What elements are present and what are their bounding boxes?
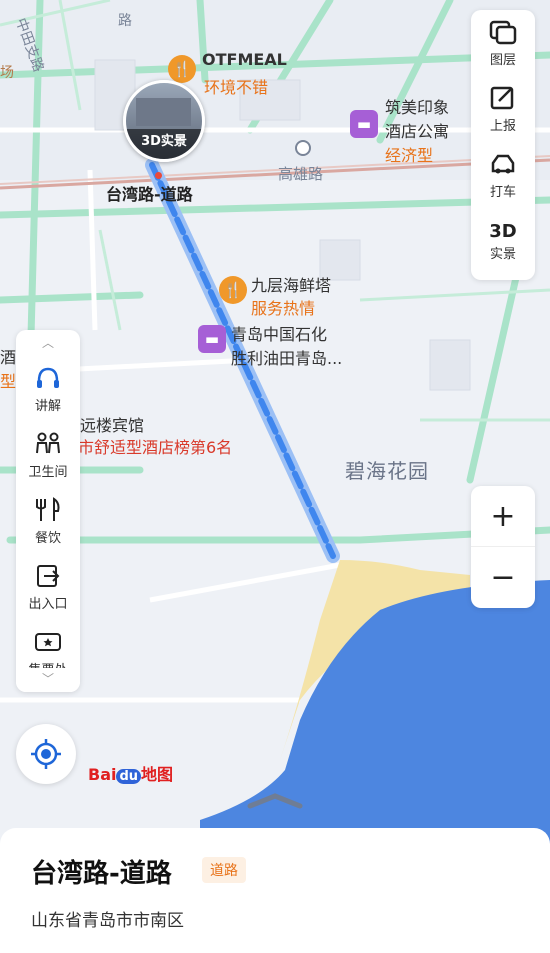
sidebar-item-dining[interactable]: 餐饮 xyxy=(16,488,80,554)
utensils-icon xyxy=(36,496,60,521)
area-label: 碧海花园 xyxy=(345,459,429,483)
sidebar-label: 出入口 xyxy=(28,596,68,612)
chevron-down-icon[interactable]: ﹀ xyxy=(16,668,80,692)
realview-button[interactable]: 3D 实景 xyxy=(471,208,535,274)
bottom-sheet[interactable]: 台湾路-道路 道路 山东省青岛市市南区 xyxy=(0,828,550,953)
baidu-logo: Bai du 地图 xyxy=(88,761,173,785)
realview-label: 实景 xyxy=(489,246,516,262)
restaurant-icon[interactable]: 🍴 xyxy=(168,55,196,83)
poi-sinopec-line2[interactable]: 胜利油田青岛... xyxy=(231,345,342,369)
layers-button[interactable]: 图层 xyxy=(471,10,535,76)
logo-bai: Bai xyxy=(88,765,117,784)
sidebar-label: 讲解 xyxy=(34,398,61,414)
poi-hotel1-name1[interactable]: 筑美印象 xyxy=(385,94,449,118)
hotel-icon[interactable]: ▬ xyxy=(198,325,226,353)
poi-hotel2-name[interactable]: 远楼宾馆 xyxy=(80,412,144,436)
report-button[interactable]: 上报 xyxy=(471,76,535,142)
selected-road-label: 台湾路-道路 xyxy=(106,185,193,204)
zoom-out-button[interactable]: − xyxy=(471,547,535,607)
left-sidebar: ︿ 讲解 卫生间 餐饮 出入口 售票处 xyxy=(16,330,80,692)
map-canvas[interactable] xyxy=(0,0,550,953)
poi-seafood-name[interactable]: 九层海鲜塔 xyxy=(251,272,331,296)
street-label: 路 xyxy=(118,13,132,29)
taxi-button[interactable]: 打车 xyxy=(471,142,535,208)
restaurant-icon[interactable]: 🍴 xyxy=(219,276,247,304)
place-address: 山东省青岛市市南区 xyxy=(31,911,184,931)
sidebar-item-guide[interactable]: 讲解 xyxy=(16,356,80,422)
place-type-badge: 道路 xyxy=(202,857,246,883)
zoom-control: + − xyxy=(471,486,535,608)
sidebar-label: 餐饮 xyxy=(34,530,61,546)
poi-otfmeal-name[interactable]: OTFMEAL xyxy=(202,50,287,69)
sidebar-item-restroom[interactable]: 卫生间 xyxy=(16,422,80,488)
exit-icon xyxy=(37,564,60,587)
layers-icon xyxy=(489,20,517,44)
chevron-up-icon[interactable]: ︿ xyxy=(16,330,80,356)
streetview-thumbnail[interactable]: 3D实景 xyxy=(123,80,205,162)
building-image xyxy=(136,98,191,126)
hotel-icon[interactable]: ▬ xyxy=(350,110,378,138)
selected-point-marker xyxy=(155,172,162,179)
streetview-badge: 3D实景 xyxy=(126,129,202,159)
taxi-label: 打车 xyxy=(489,184,516,200)
3d-icon: 3D xyxy=(489,220,517,242)
partial-label: 场 xyxy=(0,65,14,81)
poi-hotel1-name2[interactable]: 酒店公寓 xyxy=(385,118,449,142)
poi-sinopec-line1[interactable]: 青岛中国石化 xyxy=(231,321,327,345)
zoom-in-button[interactable]: + xyxy=(471,486,535,547)
right-toolbar: 图层 上报 打车 3D 实景 xyxy=(471,10,535,280)
ticket-icon xyxy=(35,632,61,651)
locate-icon xyxy=(31,739,61,769)
headphones-icon xyxy=(37,367,59,388)
logo-map: 地图 xyxy=(141,765,174,784)
metro-station-label[interactable]: 高雄路 xyxy=(278,163,323,184)
poi-otfmeal-tag: 环境不错 xyxy=(204,78,269,97)
partial-label: 酒 xyxy=(0,348,17,367)
logo-du: du xyxy=(116,769,142,784)
layers-label: 图层 xyxy=(489,52,516,68)
sidebar-label: 卫生间 xyxy=(28,464,68,480)
taxi-icon xyxy=(491,154,515,173)
partial-label: 型 xyxy=(0,372,17,391)
restroom-icon xyxy=(36,432,60,453)
place-title: 台湾路-道路 xyxy=(31,859,172,889)
poi-hotel1-tag: 经济型 xyxy=(385,146,434,165)
poi-hotel2-tag: 市舒适型酒店榜第6名 xyxy=(78,438,233,457)
poi-seafood-tag: 服务热情 xyxy=(251,299,316,318)
sidebar-item-entrance[interactable]: 出入口 xyxy=(16,554,80,620)
report-label: 上报 xyxy=(489,118,516,134)
edit-icon xyxy=(490,86,514,109)
locate-button[interactable] xyxy=(16,724,76,784)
^^^^
*Written problem:*
Reproduce all of the records above line for line, with no changes, and leave the pictures out of the answer.

*Solution for this exercise:*
What elements are present and what are their bounding boxes?
sidebar-item-dining[interactable]: 餐饮 xyxy=(16,488,80,554)
utensils-icon xyxy=(36,496,60,521)
area-label: 碧海花园 xyxy=(345,459,429,483)
sidebar-label: 出入口 xyxy=(28,596,68,612)
chevron-down-icon[interactable]: ﹀ xyxy=(16,668,80,692)
realview-button[interactable]: 3D 实景 xyxy=(471,208,535,274)
bottom-sheet[interactable]: 台湾路-道路 道路 山东省青岛市市南区 xyxy=(0,828,550,953)
baidu-logo: Bai du 地图 xyxy=(88,761,173,785)
realview-label: 实景 xyxy=(489,246,516,262)
restaurant-icon[interactable]: 🍴 xyxy=(168,55,196,83)
poi-sinopec-line2[interactable]: 胜利油田青岛... xyxy=(231,345,342,369)
layers-button[interactable]: 图层 xyxy=(471,10,535,76)
logo-bai: Bai xyxy=(88,765,117,784)
sidebar-label: 讲解 xyxy=(34,398,61,414)
poi-hotel1-name1[interactable]: 筑美印象 xyxy=(385,94,449,118)
hotel-icon[interactable]: ▬ xyxy=(198,325,226,353)
poi-hotel2-name[interactable]: 远楼宾馆 xyxy=(80,412,144,436)
report-button[interactable]: 上报 xyxy=(471,76,535,142)
selected-road-label: 台湾路-道路 xyxy=(106,185,193,204)
zoom-out-button[interactable]: − xyxy=(471,547,535,607)
left-sidebar: ︿ 讲解 卫生间 餐饮 出入口 售票处 xyxy=(16,330,80,692)
map-canvas[interactable] xyxy=(0,0,550,953)
poi-seafood-name[interactable]: 九层海鲜塔 xyxy=(251,272,331,296)
street-label: 路 xyxy=(118,13,132,29)
taxi-button[interactable]: 打车 xyxy=(471,142,535,208)
restaurant-icon[interactable]: 🍴 xyxy=(219,276,247,304)
place-address: 山东省青岛市市南区 xyxy=(31,911,184,931)
sidebar-item-guide[interactable]: 讲解 xyxy=(16,356,80,422)
place-type-badge: 道路 xyxy=(202,857,246,883)
zoom-control: + − xyxy=(471,486,535,608)
sidebar-label: 餐饮 xyxy=(34,530,61,546)
poi-otfmeal-name[interactable]: OTFMEAL xyxy=(202,50,287,69)
sidebar-item-restroom[interactable]: 卫生间 xyxy=(16,422,80,488)
exit-icon xyxy=(37,564,60,587)
layers-icon xyxy=(489,20,517,44)
chevron-up-icon[interactable]: ︿ xyxy=(16,330,80,356)
streetview-thumbnail[interactable]: 3D实景 xyxy=(123,80,205,162)
building-image xyxy=(136,98,191,126)
hotel-icon[interactable]: ▬ xyxy=(350,110,378,138)
selected-point-marker xyxy=(155,172,162,179)
streetview-badge: 3D实景 xyxy=(126,129,202,159)
taxi-label: 打车 xyxy=(489,184,516,200)
3d-icon: 3D xyxy=(489,220,517,242)
partial-label: 场 xyxy=(0,65,14,81)
poi-hotel1-name2[interactable]: 酒店公寓 xyxy=(385,118,449,142)
poi-sinopec-line1[interactable]: 青岛中国石化 xyxy=(231,321,327,345)
zoom-in-button[interactable]: + xyxy=(471,486,535,547)
right-toolbar: 图层 上报 打车 3D 实景 xyxy=(471,10,535,280)
ticket-icon xyxy=(35,632,61,651)
locate-icon xyxy=(31,739,61,769)
headphones-icon xyxy=(37,367,59,388)
logo-map: 地图 xyxy=(141,765,174,784)
metro-station-label[interactable]: 高雄路 xyxy=(278,163,323,184)
poi-otfmeal-tag: 环境不错 xyxy=(204,78,269,97)
partial-label: 酒 xyxy=(0,348,17,367)
logo-du: du xyxy=(116,769,142,784)
layers-label: 图层 xyxy=(489,52,516,68)
sidebar-label: 卫生间 xyxy=(28,464,68,480)
taxi-icon xyxy=(491,154,515,173)
partial-label: 型 xyxy=(0,372,17,391)
restroom-icon xyxy=(36,432,60,453)
place-title: 台湾路-道路 xyxy=(31,859,172,889)
poi-hotel1-tag: 经济型 xyxy=(385,146,434,165)
poi-hotel2-tag: 市舒适型酒店榜第6名 xyxy=(78,438,233,457)
poi-seafood-tag: 服务热情 xyxy=(251,299,316,318)
sidebar-item-entrance[interactable]: 出入口 xyxy=(16,554,80,620)
report-label: 上报 xyxy=(489,118,516,134)
edit-icon xyxy=(490,86,514,109)
locate-button[interactable] xyxy=(16,724,76,784)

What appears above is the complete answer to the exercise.